• **Exercise brief**
Write out the full set of records exactly. Any pictures in them do not belong in the copy.

Figure contents as structured data
## START

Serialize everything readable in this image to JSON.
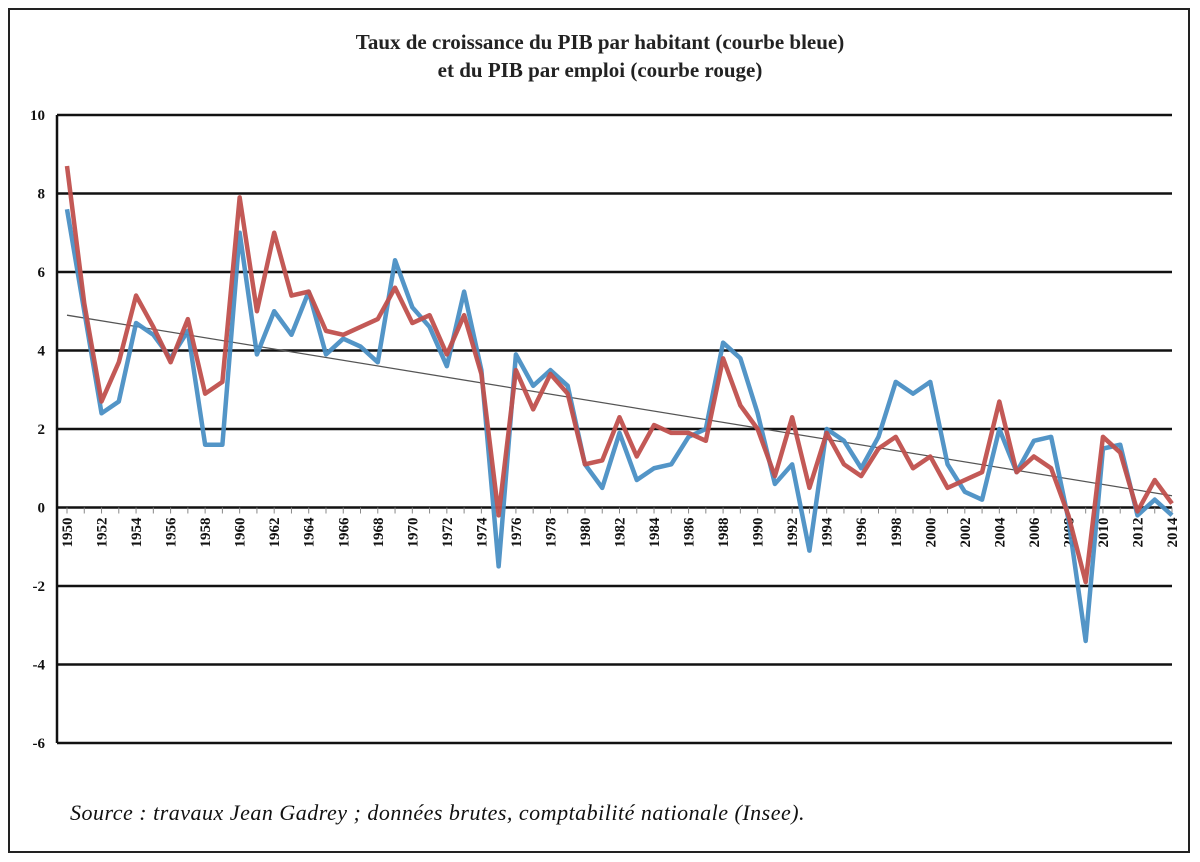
{
  "chart_data": {
    "type": "line",
    "title_lines": [
      "Taux de croissance du PIB par habitant (courbe bleue)",
      "et du PIB par emploi (courbe rouge)"
    ],
    "xlabel": "",
    "ylabel": "",
    "ylim": [
      -6,
      10
    ],
    "yticks": [
      "-6",
      "-4",
      "-2",
      "0",
      "2",
      "4",
      "6",
      "8",
      "10"
    ],
    "xlim": [
      1950,
      2014
    ],
    "xticks": [
      "1950",
      "1952",
      "1954",
      "1956",
      "1958",
      "1960",
      "1962",
      "1964",
      "1966",
      "1968",
      "1970",
      "1972",
      "1974",
      "1976",
      "1978",
      "1980",
      "1982",
      "1984",
      "1986",
      "1988",
      "1990",
      "1992",
      "1994",
      "1996",
      "1998",
      "2000",
      "2002",
      "2004",
      "2006",
      "2008",
      "2010",
      "2012",
      "2014"
    ],
    "grid": "horizontal",
    "x": [
      1950,
      1951,
      1952,
      1953,
      1954,
      1955,
      1956,
      1957,
      1958,
      1959,
      1960,
      1961,
      1962,
      1963,
      1964,
      1965,
      1966,
      1967,
      1968,
      1969,
      1970,
      1971,
      1972,
      1973,
      1974,
      1975,
      1976,
      1977,
      1978,
      1979,
      1980,
      1981,
      1982,
      1983,
      1984,
      1985,
      1986,
      1987,
      1988,
      1989,
      1990,
      1991,
      1992,
      1993,
      1994,
      1995,
      1996,
      1997,
      1998,
      1999,
      2000,
      2001,
      2002,
      2003,
      2004,
      2005,
      2006,
      2007,
      2008,
      2009,
      2010,
      2011,
      2012,
      2013,
      2014
    ],
    "series": [
      {
        "color": "#4a8fc4",
        "values": [
          7.6,
          5.0,
          2.4,
          2.7,
          4.7,
          4.4,
          3.8,
          4.5,
          1.6,
          1.6,
          7.0,
          3.9,
          5.0,
          4.4,
          5.5,
          3.9,
          4.3,
          4.1,
          3.7,
          6.3,
          5.1,
          4.6,
          3.6,
          5.5,
          3.5,
          -1.5,
          3.9,
          3.1,
          3.5,
          3.1,
          1.1,
          0.5,
          1.9,
          0.7,
          1.0,
          1.1,
          1.8,
          2.0,
          4.2,
          3.8,
          2.4,
          0.6,
          1.1,
          -1.1,
          2.0,
          1.7,
          1.0,
          1.8,
          3.2,
          2.9,
          3.2,
          1.1,
          0.4,
          0.2,
          2.0,
          0.9,
          1.7,
          1.8,
          -0.3,
          -3.4,
          1.5,
          1.6,
          -0.2,
          0.2,
          -0.2
        ]
      },
      {
        "color": "#c0504d",
        "values": [
          8.7,
          5.2,
          2.7,
          3.7,
          5.4,
          4.6,
          3.7,
          4.8,
          2.9,
          3.2,
          7.9,
          5.0,
          7.0,
          5.4,
          5.5,
          4.5,
          4.4,
          4.6,
          4.8,
          5.6,
          4.7,
          4.9,
          3.9,
          4.9,
          3.4,
          -0.2,
          3.5,
          2.5,
          3.4,
          2.9,
          1.1,
          1.2,
          2.3,
          1.3,
          2.1,
          1.9,
          1.9,
          1.7,
          3.8,
          2.6,
          2.0,
          0.8,
          2.3,
          0.5,
          1.9,
          1.1,
          0.8,
          1.5,
          1.8,
          1.0,
          1.3,
          0.5,
          0.7,
          0.9,
          2.7,
          0.9,
          1.3,
          1.0,
          -0.2,
          -1.9,
          1.8,
          1.4,
          -0.1,
          0.7,
          0.1
        ]
      }
    ],
    "trendline": {
      "color": "#555555",
      "x": [
        1950,
        2014
      ],
      "y": [
        4.9,
        0.3
      ]
    },
    "source": "Source : travaux Jean Gadrey ; données brutes, comptabilité nationale (Insee)."
  }
}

## END

• **Response to the exercise**
Serialize everything readable in this image to JSON.
{
  "chart_data": {
    "type": "line",
    "title_lines": [
      "Taux de croissance du PIB par habitant (courbe bleue)",
      "et du PIB par emploi (courbe rouge)"
    ],
    "xlabel": "",
    "ylabel": "",
    "ylim": [
      -6,
      10
    ],
    "yticks": [
      "-6",
      "-4",
      "-2",
      "0",
      "2",
      "4",
      "6",
      "8",
      "10"
    ],
    "xlim": [
      1950,
      2014
    ],
    "xticks": [
      "1950",
      "1952",
      "1954",
      "1956",
      "1958",
      "1960",
      "1962",
      "1964",
      "1966",
      "1968",
      "1970",
      "1972",
      "1974",
      "1976",
      "1978",
      "1980",
      "1982",
      "1984",
      "1986",
      "1988",
      "1990",
      "1992",
      "1994",
      "1996",
      "1998",
      "2000",
      "2002",
      "2004",
      "2006",
      "2008",
      "2010",
      "2012",
      "2014"
    ],
    "grid": "horizontal",
    "x": [
      1950,
      1951,
      1952,
      1953,
      1954,
      1955,
      1956,
      1957,
      1958,
      1959,
      1960,
      1961,
      1962,
      1963,
      1964,
      1965,
      1966,
      1967,
      1968,
      1969,
      1970,
      1971,
      1972,
      1973,
      1974,
      1975,
      1976,
      1977,
      1978,
      1979,
      1980,
      1981,
      1982,
      1983,
      1984,
      1985,
      1986,
      1987,
      1988,
      1989,
      1990,
      1991,
      1992,
      1993,
      1994,
      1995,
      1996,
      1997,
      1998,
      1999,
      2000,
      2001,
      2002,
      2003,
      2004,
      2005,
      2006,
      2007,
      2008,
      2009,
      2010,
      2011,
      2012,
      2013,
      2014
    ],
    "series": [
      {
        "color": "#4a8fc4",
        "values": [
          7.6,
          5.0,
          2.4,
          2.7,
          4.7,
          4.4,
          3.8,
          4.5,
          1.6,
          1.6,
          7.0,
          3.9,
          5.0,
          4.4,
          5.5,
          3.9,
          4.3,
          4.1,
          3.7,
          6.3,
          5.1,
          4.6,
          3.6,
          5.5,
          3.5,
          -1.5,
          3.9,
          3.1,
          3.5,
          3.1,
          1.1,
          0.5,
          1.9,
          0.7,
          1.0,
          1.1,
          1.8,
          2.0,
          4.2,
          3.8,
          2.4,
          0.6,
          1.1,
          -1.1,
          2.0,
          1.7,
          1.0,
          1.8,
          3.2,
          2.9,
          3.2,
          1.1,
          0.4,
          0.2,
          2.0,
          0.9,
          1.7,
          1.8,
          -0.3,
          -3.4,
          1.5,
          1.6,
          -0.2,
          0.2,
          -0.2
        ]
      },
      {
        "color": "#c0504d",
        "values": [
          8.7,
          5.2,
          2.7,
          3.7,
          5.4,
          4.6,
          3.7,
          4.8,
          2.9,
          3.2,
          7.9,
          5.0,
          7.0,
          5.4,
          5.5,
          4.5,
          4.4,
          4.6,
          4.8,
          5.6,
          4.7,
          4.9,
          3.9,
          4.9,
          3.4,
          -0.2,
          3.5,
          2.5,
          3.4,
          2.9,
          1.1,
          1.2,
          2.3,
          1.3,
          2.1,
          1.9,
          1.9,
          1.7,
          3.8,
          2.6,
          2.0,
          0.8,
          2.3,
          0.5,
          1.9,
          1.1,
          0.8,
          1.5,
          1.8,
          1.0,
          1.3,
          0.5,
          0.7,
          0.9,
          2.7,
          0.9,
          1.3,
          1.0,
          -0.2,
          -1.9,
          1.8,
          1.4,
          -0.1,
          0.7,
          0.1
        ]
      }
    ],
    "trendline": {
      "color": "#555555",
      "x": [
        1950,
        2014
      ],
      "y": [
        4.9,
        0.3
      ]
    },
    "source": "Source : travaux Jean Gadrey ; données brutes, comptabilité nationale (Insee)."
  }
}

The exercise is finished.